:: To do ::
Repeat precisely, and only, the lines between the line containing "Give me the" and the end of the listing below, both ends included.

═══ The records

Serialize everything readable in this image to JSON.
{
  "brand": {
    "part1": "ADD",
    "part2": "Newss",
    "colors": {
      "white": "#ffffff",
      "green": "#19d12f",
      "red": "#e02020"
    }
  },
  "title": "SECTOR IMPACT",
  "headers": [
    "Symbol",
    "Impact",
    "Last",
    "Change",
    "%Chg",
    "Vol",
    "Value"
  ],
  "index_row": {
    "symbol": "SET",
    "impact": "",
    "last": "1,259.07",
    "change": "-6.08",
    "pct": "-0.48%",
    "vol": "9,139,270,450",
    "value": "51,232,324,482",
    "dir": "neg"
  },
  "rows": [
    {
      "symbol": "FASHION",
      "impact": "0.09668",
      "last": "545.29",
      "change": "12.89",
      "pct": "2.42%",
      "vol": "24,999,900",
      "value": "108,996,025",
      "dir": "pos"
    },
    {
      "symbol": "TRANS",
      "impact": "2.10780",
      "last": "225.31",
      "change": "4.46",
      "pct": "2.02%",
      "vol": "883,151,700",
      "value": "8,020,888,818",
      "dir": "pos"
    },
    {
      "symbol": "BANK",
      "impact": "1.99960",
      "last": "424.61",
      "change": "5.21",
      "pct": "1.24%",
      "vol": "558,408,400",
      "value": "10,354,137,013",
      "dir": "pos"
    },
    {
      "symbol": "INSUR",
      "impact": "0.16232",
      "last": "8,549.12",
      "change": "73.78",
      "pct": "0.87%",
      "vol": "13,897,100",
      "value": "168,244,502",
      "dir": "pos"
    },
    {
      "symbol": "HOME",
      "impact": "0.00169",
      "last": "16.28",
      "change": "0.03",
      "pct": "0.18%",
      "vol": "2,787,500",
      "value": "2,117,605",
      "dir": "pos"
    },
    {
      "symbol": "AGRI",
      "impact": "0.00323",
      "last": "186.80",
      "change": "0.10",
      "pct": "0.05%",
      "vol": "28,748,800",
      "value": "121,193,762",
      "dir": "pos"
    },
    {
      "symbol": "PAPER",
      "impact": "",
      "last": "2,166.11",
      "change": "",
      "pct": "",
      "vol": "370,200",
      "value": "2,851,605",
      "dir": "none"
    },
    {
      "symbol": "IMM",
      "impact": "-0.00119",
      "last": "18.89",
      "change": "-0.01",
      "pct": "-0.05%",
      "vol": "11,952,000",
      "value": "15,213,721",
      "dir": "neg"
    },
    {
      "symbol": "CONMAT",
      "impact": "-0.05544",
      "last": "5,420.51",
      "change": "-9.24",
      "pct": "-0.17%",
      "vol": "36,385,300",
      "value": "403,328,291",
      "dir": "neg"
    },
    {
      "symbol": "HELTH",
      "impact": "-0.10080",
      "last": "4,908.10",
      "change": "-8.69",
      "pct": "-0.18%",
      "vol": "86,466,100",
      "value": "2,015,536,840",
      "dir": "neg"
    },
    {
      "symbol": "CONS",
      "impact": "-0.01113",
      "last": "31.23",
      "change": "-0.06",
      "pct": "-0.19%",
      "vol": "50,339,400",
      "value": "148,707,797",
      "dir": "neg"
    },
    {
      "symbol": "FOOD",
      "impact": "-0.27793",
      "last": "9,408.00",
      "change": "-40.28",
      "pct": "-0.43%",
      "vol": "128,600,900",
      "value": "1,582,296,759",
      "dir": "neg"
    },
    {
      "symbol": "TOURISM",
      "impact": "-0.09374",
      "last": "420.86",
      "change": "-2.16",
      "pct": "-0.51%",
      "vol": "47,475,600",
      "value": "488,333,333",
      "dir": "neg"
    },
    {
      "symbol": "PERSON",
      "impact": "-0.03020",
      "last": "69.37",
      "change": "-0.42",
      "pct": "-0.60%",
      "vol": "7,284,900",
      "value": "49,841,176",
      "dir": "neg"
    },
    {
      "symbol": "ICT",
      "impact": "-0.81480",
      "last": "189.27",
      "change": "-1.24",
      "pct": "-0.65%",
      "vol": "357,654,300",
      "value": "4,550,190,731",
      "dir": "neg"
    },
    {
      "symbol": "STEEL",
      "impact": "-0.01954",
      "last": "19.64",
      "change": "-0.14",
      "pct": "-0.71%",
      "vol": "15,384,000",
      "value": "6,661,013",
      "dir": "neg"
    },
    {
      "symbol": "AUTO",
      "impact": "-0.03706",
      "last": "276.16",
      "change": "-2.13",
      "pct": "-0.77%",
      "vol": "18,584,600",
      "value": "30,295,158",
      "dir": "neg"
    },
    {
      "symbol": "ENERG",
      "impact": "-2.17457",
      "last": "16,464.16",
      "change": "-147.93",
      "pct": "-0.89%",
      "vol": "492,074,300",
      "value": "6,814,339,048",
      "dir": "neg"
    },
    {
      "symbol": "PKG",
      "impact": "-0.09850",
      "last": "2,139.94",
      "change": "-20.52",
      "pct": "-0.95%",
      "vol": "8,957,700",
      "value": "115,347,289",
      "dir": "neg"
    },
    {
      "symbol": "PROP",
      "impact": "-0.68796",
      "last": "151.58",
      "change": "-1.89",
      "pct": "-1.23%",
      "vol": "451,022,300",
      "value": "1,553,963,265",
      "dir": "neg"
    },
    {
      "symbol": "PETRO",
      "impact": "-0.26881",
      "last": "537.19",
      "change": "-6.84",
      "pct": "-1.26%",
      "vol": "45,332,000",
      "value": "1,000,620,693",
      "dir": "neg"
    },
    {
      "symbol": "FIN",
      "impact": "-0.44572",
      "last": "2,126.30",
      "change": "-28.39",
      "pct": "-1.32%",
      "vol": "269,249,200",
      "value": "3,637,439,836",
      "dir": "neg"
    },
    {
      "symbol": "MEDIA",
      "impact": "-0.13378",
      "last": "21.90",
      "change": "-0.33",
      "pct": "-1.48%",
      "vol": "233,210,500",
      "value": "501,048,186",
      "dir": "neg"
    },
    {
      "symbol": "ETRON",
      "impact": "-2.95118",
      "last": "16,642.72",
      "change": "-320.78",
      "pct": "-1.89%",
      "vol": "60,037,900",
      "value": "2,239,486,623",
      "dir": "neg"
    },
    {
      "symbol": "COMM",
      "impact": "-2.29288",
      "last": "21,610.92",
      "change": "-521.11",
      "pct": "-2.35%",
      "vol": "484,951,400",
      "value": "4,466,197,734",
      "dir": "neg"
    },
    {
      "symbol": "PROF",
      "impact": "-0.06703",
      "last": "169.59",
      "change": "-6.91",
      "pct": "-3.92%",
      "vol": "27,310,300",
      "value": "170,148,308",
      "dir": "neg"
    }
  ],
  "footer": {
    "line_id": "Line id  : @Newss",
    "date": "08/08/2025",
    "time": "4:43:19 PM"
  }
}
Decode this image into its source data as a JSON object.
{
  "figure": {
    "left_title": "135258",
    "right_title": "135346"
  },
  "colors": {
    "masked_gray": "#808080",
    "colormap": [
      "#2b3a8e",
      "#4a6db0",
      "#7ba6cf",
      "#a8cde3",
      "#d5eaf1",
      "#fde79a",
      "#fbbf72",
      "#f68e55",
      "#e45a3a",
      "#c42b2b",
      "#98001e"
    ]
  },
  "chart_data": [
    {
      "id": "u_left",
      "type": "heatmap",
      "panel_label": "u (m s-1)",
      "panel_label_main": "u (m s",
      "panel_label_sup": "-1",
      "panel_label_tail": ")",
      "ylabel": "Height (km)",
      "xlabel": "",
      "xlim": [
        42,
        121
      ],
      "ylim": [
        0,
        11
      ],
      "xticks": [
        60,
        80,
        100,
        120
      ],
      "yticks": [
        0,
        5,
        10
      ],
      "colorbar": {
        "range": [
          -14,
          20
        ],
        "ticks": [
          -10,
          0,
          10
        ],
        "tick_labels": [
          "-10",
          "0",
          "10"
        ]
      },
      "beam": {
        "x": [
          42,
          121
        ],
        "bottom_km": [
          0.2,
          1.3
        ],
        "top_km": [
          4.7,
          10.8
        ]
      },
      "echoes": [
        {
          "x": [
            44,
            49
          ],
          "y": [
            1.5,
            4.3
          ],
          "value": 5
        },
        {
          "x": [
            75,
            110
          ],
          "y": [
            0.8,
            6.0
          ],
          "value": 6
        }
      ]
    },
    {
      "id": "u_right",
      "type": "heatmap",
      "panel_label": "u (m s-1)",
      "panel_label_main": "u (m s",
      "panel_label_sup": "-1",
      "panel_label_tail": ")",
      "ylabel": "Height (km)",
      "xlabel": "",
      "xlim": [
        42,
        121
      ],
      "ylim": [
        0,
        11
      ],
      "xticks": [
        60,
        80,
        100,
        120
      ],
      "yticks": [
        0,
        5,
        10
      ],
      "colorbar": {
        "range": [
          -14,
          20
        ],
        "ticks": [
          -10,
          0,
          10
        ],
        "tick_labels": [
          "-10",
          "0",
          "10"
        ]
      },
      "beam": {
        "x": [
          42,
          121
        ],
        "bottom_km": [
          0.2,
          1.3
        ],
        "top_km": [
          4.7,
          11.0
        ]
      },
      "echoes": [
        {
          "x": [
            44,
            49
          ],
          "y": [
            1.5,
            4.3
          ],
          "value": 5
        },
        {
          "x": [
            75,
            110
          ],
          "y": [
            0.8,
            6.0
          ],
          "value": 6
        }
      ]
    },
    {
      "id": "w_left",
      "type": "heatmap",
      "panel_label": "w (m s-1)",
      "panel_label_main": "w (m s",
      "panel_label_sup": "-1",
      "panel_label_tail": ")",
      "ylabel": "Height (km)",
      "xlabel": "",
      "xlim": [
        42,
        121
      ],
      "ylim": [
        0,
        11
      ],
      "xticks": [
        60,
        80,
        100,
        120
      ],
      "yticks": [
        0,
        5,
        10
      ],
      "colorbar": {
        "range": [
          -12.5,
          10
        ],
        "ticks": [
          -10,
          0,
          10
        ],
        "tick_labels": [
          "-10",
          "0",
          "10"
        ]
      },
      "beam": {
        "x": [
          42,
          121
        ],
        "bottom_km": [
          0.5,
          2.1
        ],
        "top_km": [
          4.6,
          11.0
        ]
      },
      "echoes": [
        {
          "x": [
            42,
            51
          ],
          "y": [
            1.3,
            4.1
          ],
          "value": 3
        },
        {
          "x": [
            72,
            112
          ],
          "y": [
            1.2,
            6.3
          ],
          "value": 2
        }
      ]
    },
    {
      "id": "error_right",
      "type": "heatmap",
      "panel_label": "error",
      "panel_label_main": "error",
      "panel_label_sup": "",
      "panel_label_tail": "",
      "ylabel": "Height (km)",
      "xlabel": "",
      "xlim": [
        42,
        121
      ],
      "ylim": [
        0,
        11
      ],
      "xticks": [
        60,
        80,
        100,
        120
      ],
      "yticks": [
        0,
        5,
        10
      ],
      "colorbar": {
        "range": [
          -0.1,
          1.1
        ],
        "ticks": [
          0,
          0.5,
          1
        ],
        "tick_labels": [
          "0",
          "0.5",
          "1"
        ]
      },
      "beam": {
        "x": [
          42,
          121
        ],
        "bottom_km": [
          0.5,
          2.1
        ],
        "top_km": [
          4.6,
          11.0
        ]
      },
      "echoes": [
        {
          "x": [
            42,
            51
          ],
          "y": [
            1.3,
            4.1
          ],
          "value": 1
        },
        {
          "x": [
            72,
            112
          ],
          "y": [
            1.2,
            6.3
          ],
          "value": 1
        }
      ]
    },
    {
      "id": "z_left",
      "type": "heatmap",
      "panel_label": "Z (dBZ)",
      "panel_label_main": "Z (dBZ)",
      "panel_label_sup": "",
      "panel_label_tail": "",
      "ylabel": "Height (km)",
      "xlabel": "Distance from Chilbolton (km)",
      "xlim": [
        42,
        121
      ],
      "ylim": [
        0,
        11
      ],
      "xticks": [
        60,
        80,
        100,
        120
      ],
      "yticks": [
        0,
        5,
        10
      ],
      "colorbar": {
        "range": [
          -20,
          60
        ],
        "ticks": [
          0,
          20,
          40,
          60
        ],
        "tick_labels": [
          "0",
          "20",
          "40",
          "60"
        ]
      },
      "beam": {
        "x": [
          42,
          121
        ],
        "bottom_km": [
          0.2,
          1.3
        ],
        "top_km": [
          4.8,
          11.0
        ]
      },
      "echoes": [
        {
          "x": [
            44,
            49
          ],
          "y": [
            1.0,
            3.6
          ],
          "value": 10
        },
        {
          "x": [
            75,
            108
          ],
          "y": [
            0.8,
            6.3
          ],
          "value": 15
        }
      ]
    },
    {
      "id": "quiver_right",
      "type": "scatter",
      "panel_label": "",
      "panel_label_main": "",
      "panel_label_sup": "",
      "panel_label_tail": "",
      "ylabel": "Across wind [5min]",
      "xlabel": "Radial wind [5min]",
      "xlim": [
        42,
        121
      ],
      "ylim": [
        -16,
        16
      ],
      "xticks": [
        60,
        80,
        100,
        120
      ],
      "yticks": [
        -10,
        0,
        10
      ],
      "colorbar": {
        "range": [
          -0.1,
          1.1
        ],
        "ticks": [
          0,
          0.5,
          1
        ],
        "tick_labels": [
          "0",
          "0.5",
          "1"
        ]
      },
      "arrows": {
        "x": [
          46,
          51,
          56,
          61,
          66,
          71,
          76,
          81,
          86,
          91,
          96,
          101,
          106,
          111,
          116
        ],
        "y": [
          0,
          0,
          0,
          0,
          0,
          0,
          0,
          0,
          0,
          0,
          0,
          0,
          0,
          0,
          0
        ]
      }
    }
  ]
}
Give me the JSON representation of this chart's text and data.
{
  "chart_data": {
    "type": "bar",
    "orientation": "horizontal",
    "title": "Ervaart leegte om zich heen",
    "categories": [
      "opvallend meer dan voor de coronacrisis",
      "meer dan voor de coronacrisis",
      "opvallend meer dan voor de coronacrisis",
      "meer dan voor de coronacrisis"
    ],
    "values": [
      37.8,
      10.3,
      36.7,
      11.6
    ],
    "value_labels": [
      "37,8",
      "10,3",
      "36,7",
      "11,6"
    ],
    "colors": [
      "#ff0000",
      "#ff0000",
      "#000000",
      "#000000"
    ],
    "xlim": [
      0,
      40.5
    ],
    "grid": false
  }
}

══════

:: Exercise solution ::
Give me the JSON representation of this chart's text and data.
{
  "chart_data": {
    "type": "bar",
    "orientation": "horizontal",
    "title": "Ervaart leegte om zich heen",
    "categories": [
      "opvallend meer dan voor de coronacrisis",
      "meer dan voor de coronacrisis",
      "opvallend meer dan voor de coronacrisis",
      "meer dan voor de coronacrisis"
    ],
    "values": [
      37.8,
      10.3,
      36.7,
      11.6
    ],
    "value_labels": [
      "37,8",
      "10,3",
      "36,7",
      "11,6"
    ],
    "colors": [
      "#ff0000",
      "#ff0000",
      "#000000",
      "#000000"
    ],
    "xlim": [
      0,
      40.5
    ],
    "grid": false
  }
}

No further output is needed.